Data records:
+===+
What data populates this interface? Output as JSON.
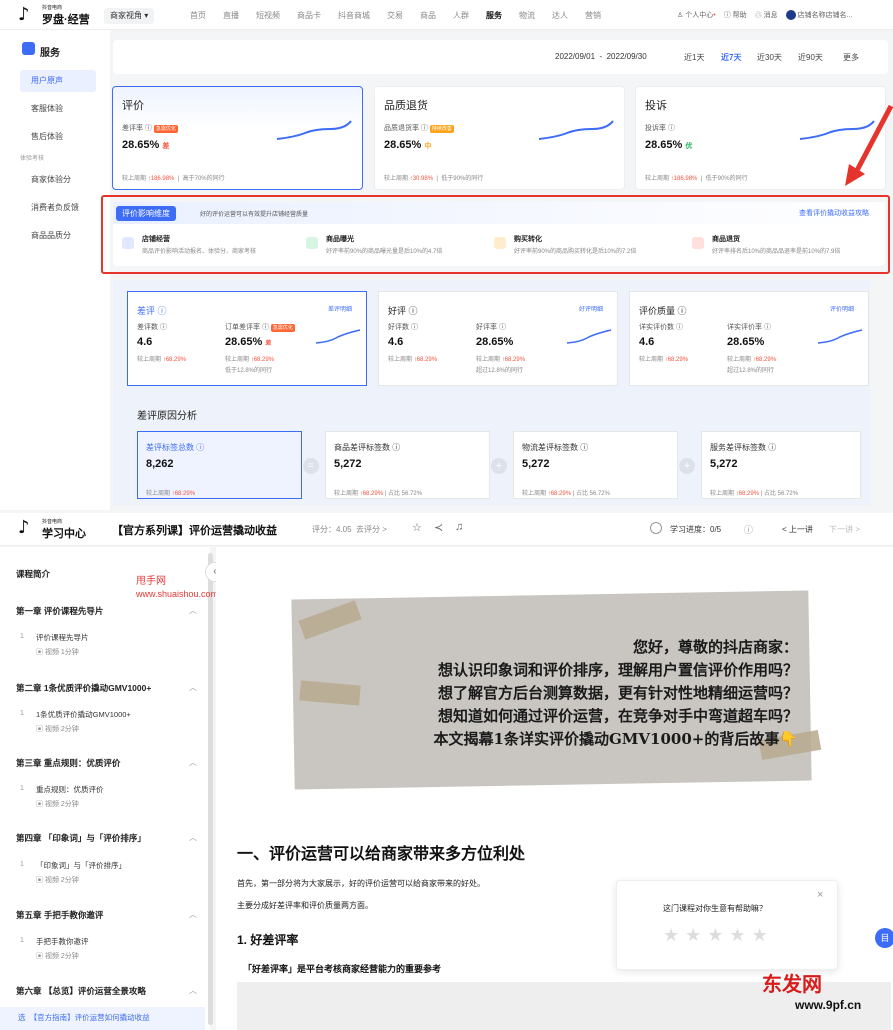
{
  "header": {
    "logo_sub": "抖音电商",
    "logo_main": "罗盘·经营",
    "perspective": "商家视角",
    "nav": [
      "首页",
      "直播",
      "短视频",
      "商品卡",
      "抖音商城",
      "交易",
      "商品",
      "人群",
      "服务",
      "物流",
      "达人",
      "营销"
    ],
    "nav_active": "服务",
    "personal": "个人中心",
    "help": "帮助",
    "message": "消息",
    "store": "店铺名称店铺名..."
  },
  "sidebar": {
    "title": "服务",
    "items": [
      "用户原声",
      "客服体验",
      "售后体验"
    ],
    "group": "体验考核",
    "items2": [
      "商家体验分",
      "消费者负反馈",
      "商品品质分"
    ]
  },
  "datebar": {
    "start": "2022/09/01",
    "end": "2022/09/30",
    "buttons": [
      "近1天",
      "近7天",
      "近30天",
      "近90天",
      "更多"
    ]
  },
  "metric_cards": [
    {
      "title": "评价",
      "label": "差评率",
      "tag": "急需优化",
      "value": "28.65%",
      "badge": "差",
      "compare": "较上周期",
      "delta": "186.98%",
      "peer": "高于70%的同行"
    },
    {
      "title": "品质退货",
      "label": "品质退货率",
      "tag": "持续改善",
      "value": "28.65%",
      "badge": "中",
      "compare": "较上周期",
      "delta": "30.98%",
      "peer": "低于90%的同行"
    },
    {
      "title": "投诉",
      "label": "投诉率",
      "tag": "",
      "value": "28.65%",
      "badge": "优",
      "compare": "较上周期",
      "delta": "186.98%",
      "peer": "低于90%的同行"
    }
  ],
  "dimension": {
    "tag": "评价影响维度",
    "subtitle": "好的评价运营可以有效提升店铺经营质量",
    "link": "查看评价撬动收益攻略",
    "items": [
      {
        "title": "店铺经营",
        "desc": "商品评价影响活动报名、体验分、商家考核"
      },
      {
        "title": "商品曝光",
        "desc": "好评率前90%的商品曝光量是后10%的4.7倍"
      },
      {
        "title": "购买转化",
        "desc": "好评率前90%的商品购买转化是后10%的7.2倍"
      },
      {
        "title": "商品退货",
        "desc": "好评率排名后10%的商品品退率是前10%的7.9倍"
      }
    ]
  },
  "sub_cards": [
    {
      "title": "差评",
      "link": "差评明细",
      "l1": "差评数",
      "v1": "4.6",
      "l2": "订单差评率",
      "tag": "急需优化",
      "v2": "28.65%",
      "badge": "差",
      "cmp1": "较上周期",
      "d1": "68.29%",
      "cmp2": "较上周期",
      "d2": "68.29%",
      "peer": "低于12.8%的同行"
    },
    {
      "title": "好评",
      "link": "好评明细",
      "l1": "好评数",
      "v1": "4.6",
      "l2": "好评率",
      "tag": "",
      "v2": "28.65%",
      "badge": "",
      "cmp1": "较上周期",
      "d1": "68.29%",
      "cmp2": "较上周期",
      "d2": "68.29%",
      "peer": "超过12.8%的同行"
    },
    {
      "title": "评价质量",
      "link": "评价明细",
      "l1": "详实评价数",
      "v1": "4.6",
      "l2": "详实评价率",
      "tag": "",
      "v2": "28.65%",
      "badge": "",
      "cmp1": "较上周期",
      "d1": "68.29%",
      "cmp2": "较上周期",
      "d2": "68.29%",
      "peer": "超过12.8%的同行"
    }
  ],
  "reason": {
    "title": "差评原因分析",
    "cards": [
      {
        "label": "差评标签总数",
        "value": "8,262",
        "cmp": "较上周期",
        "delta": "68.29%",
        "share": ""
      },
      {
        "label": "商品差评标签数",
        "value": "5,272",
        "cmp": "较上周期",
        "delta": "68.29%",
        "share": "占比 56.72%"
      },
      {
        "label": "物流差评标签数",
        "value": "5,272",
        "cmp": "较上周期",
        "delta": "68.29%",
        "share": "占比 56.72%"
      },
      {
        "label": "服务差评标签数",
        "value": "5,272",
        "cmp": "较上周期",
        "delta": "68.29%",
        "share": "占比 56.72%"
      }
    ],
    "ops": [
      "=",
      "+",
      "+"
    ]
  },
  "learn": {
    "logo_sub": "抖音电商",
    "logo_main": "学习中心",
    "course_title": "【官方系列课】评价运营撬动收益",
    "score": "评分：4.05",
    "rate": "去评分 >",
    "progress": "学习进度：0/5",
    "prev": "< 上一讲",
    "next": "下一讲 >",
    "intro": "课程简介",
    "watermark1": "甩手网",
    "watermark2": "www.shuaishou.com",
    "collapse": "«",
    "chapters": [
      {
        "title": "第一章 评价课程先导片",
        "lesson": "评价课程先导片",
        "video": "视频 1分钟"
      },
      {
        "title": "第二章 1条优质评价撬动GMV1000+",
        "lesson": "1条优质评价撬动GMV1000+",
        "video": "视频 2分钟"
      },
      {
        "title": "第三章 重点规则：优质评价",
        "lesson": "重点规则：优质评价",
        "video": "视频 2分钟"
      },
      {
        "title": "第四章 「印象词」与「评价排序」",
        "lesson": "「印象词」与「评价排序」",
        "video": "视频 2分钟"
      },
      {
        "title": "第五章 手把手教你邀评",
        "lesson": "手把手教你邀评",
        "video": "视频 2分钟"
      },
      {
        "title": "第六章 【总览】评价运营全景攻略",
        "lesson": "【官方指南】评价运营如何撬动收益",
        "video": ""
      }
    ],
    "banner_lines": [
      "您好，尊敬的抖店商家：",
      "想认识印象词和评价排序，理解用户置信评价作用吗？",
      "想了解官方后台测算数据，更有针对性地精细运营吗？",
      "想知道如何通过评价运营，在竞争对手中弯道超车吗？",
      "本文揭幕1条详实评价撬动GMV1000+的背后故事👇"
    ],
    "h1": "一、评价运营可以给商家带来多方位利处",
    "p1": "首先，第一部分将为大家展示，好的评价运营可以给商家带来的好处。",
    "p2": "主要分成好差评率和评价质量两方面。",
    "h2": "1. 好差评率",
    "h3": "「好差评率」是平台考核商家经营能力的重要参考",
    "popup": "这门课程对你生意有帮助嘛？",
    "popup_close": "×",
    "float_btn": "目",
    "wm_brand": "东发网",
    "wm_url": "www.9pf.cn"
  }
}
+===+
Objective » Every record is to be reproduced exactly, with no pictures included.

Response to the task »
What data populates this interface? Output as JSON.
{
  "header": {
    "logo_sub": "抖音电商",
    "logo_main": "罗盘·经营",
    "perspective": "商家视角",
    "nav": [
      "首页",
      "直播",
      "短视频",
      "商品卡",
      "抖音商城",
      "交易",
      "商品",
      "人群",
      "服务",
      "物流",
      "达人",
      "营销"
    ],
    "nav_active": "服务",
    "personal": "个人中心",
    "help": "帮助",
    "message": "消息",
    "store": "店铺名称店铺名..."
  },
  "sidebar": {
    "title": "服务",
    "items": [
      "用户原声",
      "客服体验",
      "售后体验"
    ],
    "group": "体验考核",
    "items2": [
      "商家体验分",
      "消费者负反馈",
      "商品品质分"
    ]
  },
  "datebar": {
    "start": "2022/09/01",
    "end": "2022/09/30",
    "buttons": [
      "近1天",
      "近7天",
      "近30天",
      "近90天",
      "更多"
    ]
  },
  "metric_cards": [
    {
      "title": "评价",
      "label": "差评率",
      "tag": "急需优化",
      "value": "28.65%",
      "badge": "差",
      "compare": "较上周期",
      "delta": "186.98%",
      "peer": "高于70%的同行"
    },
    {
      "title": "品质退货",
      "label": "品质退货率",
      "tag": "持续改善",
      "value": "28.65%",
      "badge": "中",
      "compare": "较上周期",
      "delta": "30.98%",
      "peer": "低于90%的同行"
    },
    {
      "title": "投诉",
      "label": "投诉率",
      "tag": "",
      "value": "28.65%",
      "badge": "优",
      "compare": "较上周期",
      "delta": "186.98%",
      "peer": "低于90%的同行"
    }
  ],
  "dimension": {
    "tag": "评价影响维度",
    "subtitle": "好的评价运营可以有效提升店铺经营质量",
    "link": "查看评价撬动收益攻略",
    "items": [
      {
        "title": "店铺经营",
        "desc": "商品评价影响活动报名、体验分、商家考核"
      },
      {
        "title": "商品曝光",
        "desc": "好评率前90%的商品曝光量是后10%的4.7倍"
      },
      {
        "title": "购买转化",
        "desc": "好评率前90%的商品购买转化是后10%的7.2倍"
      },
      {
        "title": "商品退货",
        "desc": "好评率排名后10%的商品品退率是前10%的7.9倍"
      }
    ]
  },
  "sub_cards": [
    {
      "title": "差评",
      "link": "差评明细",
      "l1": "差评数",
      "v1": "4.6",
      "l2": "订单差评率",
      "tag": "急需优化",
      "v2": "28.65%",
      "badge": "差",
      "cmp1": "较上周期",
      "d1": "68.29%",
      "cmp2": "较上周期",
      "d2": "68.29%",
      "peer": "低于12.8%的同行"
    },
    {
      "title": "好评",
      "link": "好评明细",
      "l1": "好评数",
      "v1": "4.6",
      "l2": "好评率",
      "tag": "",
      "v2": "28.65%",
      "badge": "",
      "cmp1": "较上周期",
      "d1": "68.29%",
      "cmp2": "较上周期",
      "d2": "68.29%",
      "peer": "超过12.8%的同行"
    },
    {
      "title": "评价质量",
      "link": "评价明细",
      "l1": "详实评价数",
      "v1": "4.6",
      "l2": "详实评价率",
      "tag": "",
      "v2": "28.65%",
      "badge": "",
      "cmp1": "较上周期",
      "d1": "68.29%",
      "cmp2": "较上周期",
      "d2": "68.29%",
      "peer": "超过12.8%的同行"
    }
  ],
  "reason": {
    "title": "差评原因分析",
    "cards": [
      {
        "label": "差评标签总数",
        "value": "8,262",
        "cmp": "较上周期",
        "delta": "68.29%",
        "share": ""
      },
      {
        "label": "商品差评标签数",
        "value": "5,272",
        "cmp": "较上周期",
        "delta": "68.29%",
        "share": "占比 56.72%"
      },
      {
        "label": "物流差评标签数",
        "value": "5,272",
        "cmp": "较上周期",
        "delta": "68.29%",
        "share": "占比 56.72%"
      },
      {
        "label": "服务差评标签数",
        "value": "5,272",
        "cmp": "较上周期",
        "delta": "68.29%",
        "share": "占比 56.72%"
      }
    ],
    "ops": [
      "=",
      "+",
      "+"
    ]
  },
  "learn": {
    "logo_sub": "抖音电商",
    "logo_main": "学习中心",
    "course_title": "【官方系列课】评价运营撬动收益",
    "score": "评分：4.05",
    "rate": "去评分 >",
    "progress": "学习进度：0/5",
    "prev": "< 上一讲",
    "next": "下一讲 >",
    "intro": "课程简介",
    "watermark1": "甩手网",
    "watermark2": "www.shuaishou.com",
    "collapse": "«",
    "chapters": [
      {
        "title": "第一章 评价课程先导片",
        "lesson": "评价课程先导片",
        "video": "视频 1分钟"
      },
      {
        "title": "第二章 1条优质评价撬动GMV1000+",
        "lesson": "1条优质评价撬动GMV1000+",
        "video": "视频 2分钟"
      },
      {
        "title": "第三章 重点规则：优质评价",
        "lesson": "重点规则：优质评价",
        "video": "视频 2分钟"
      },
      {
        "title": "第四章 「印象词」与「评价排序」",
        "lesson": "「印象词」与「评价排序」",
        "video": "视频 2分钟"
      },
      {
        "title": "第五章 手把手教你邀评",
        "lesson": "手把手教你邀评",
        "video": "视频 2分钟"
      },
      {
        "title": "第六章 【总览】评价运营全景攻略",
        "lesson": "【官方指南】评价运营如何撬动收益",
        "video": ""
      }
    ],
    "banner_lines": [
      "您好，尊敬的抖店商家：",
      "想认识印象词和评价排序，理解用户置信评价作用吗？",
      "想了解官方后台测算数据，更有针对性地精细运营吗？",
      "想知道如何通过评价运营，在竞争对手中弯道超车吗？",
      "本文揭幕1条详实评价撬动GMV1000+的背后故事👇"
    ],
    "h1": "一、评价运营可以给商家带来多方位利处",
    "p1": "首先，第一部分将为大家展示，好的评价运营可以给商家带来的好处。",
    "p2": "主要分成好差评率和评价质量两方面。",
    "h2": "1. 好差评率",
    "h3": "「好差评率」是平台考核商家经营能力的重要参考",
    "popup": "这门课程对你生意有帮助嘛？",
    "popup_close": "×",
    "float_btn": "目",
    "wm_brand": "东发网",
    "wm_url": "www.9pf.cn"
  }
}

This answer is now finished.